**Set exercise**
Go through the material below and copy all lines with "before".

**Data excerpts**
● ● ●

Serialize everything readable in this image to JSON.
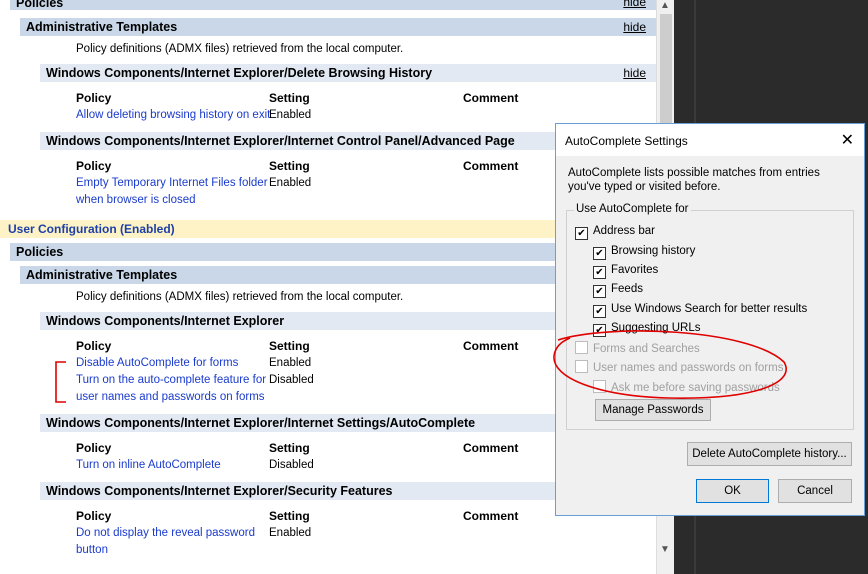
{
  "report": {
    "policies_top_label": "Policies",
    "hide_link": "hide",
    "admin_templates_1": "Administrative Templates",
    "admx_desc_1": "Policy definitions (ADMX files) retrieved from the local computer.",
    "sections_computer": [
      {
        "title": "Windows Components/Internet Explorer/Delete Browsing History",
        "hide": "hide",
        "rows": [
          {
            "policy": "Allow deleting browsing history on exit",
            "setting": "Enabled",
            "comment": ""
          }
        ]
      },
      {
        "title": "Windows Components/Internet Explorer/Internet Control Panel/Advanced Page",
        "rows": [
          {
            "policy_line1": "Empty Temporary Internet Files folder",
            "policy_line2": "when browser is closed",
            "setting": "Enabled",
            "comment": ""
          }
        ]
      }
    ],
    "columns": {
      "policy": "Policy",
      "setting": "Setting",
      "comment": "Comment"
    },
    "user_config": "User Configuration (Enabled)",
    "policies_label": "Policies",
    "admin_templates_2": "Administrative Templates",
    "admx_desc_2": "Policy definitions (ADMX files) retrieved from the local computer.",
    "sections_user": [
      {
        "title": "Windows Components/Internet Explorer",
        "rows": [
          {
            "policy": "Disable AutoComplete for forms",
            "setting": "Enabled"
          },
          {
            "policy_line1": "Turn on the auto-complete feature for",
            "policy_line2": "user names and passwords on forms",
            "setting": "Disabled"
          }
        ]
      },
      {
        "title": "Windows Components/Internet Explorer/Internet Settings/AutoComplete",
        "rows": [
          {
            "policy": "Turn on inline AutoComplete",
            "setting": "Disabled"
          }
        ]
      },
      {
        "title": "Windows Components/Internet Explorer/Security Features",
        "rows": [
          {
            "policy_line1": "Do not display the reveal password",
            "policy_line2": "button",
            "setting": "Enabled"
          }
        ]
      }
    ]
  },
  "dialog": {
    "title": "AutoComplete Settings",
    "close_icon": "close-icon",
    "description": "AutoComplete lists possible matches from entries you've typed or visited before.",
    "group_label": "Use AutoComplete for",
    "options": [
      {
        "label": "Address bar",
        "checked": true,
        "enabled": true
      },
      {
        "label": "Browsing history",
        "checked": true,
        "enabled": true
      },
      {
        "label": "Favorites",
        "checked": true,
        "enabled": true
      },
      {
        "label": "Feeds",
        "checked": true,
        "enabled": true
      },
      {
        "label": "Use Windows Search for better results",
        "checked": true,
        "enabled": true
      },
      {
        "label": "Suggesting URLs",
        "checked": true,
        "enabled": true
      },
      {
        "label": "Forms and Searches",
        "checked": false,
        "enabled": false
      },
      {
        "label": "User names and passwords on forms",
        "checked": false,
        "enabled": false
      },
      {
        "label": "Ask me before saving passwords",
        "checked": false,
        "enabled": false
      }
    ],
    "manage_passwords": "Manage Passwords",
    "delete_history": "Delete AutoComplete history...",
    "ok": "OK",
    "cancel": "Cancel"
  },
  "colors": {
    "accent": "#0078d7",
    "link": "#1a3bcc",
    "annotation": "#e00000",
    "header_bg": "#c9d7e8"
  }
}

● ● ●

**Solution**
    "description": "AutoComplete lists possible matches from entries you've typed or visited before.",
        "label": "Ask me before saving passwords",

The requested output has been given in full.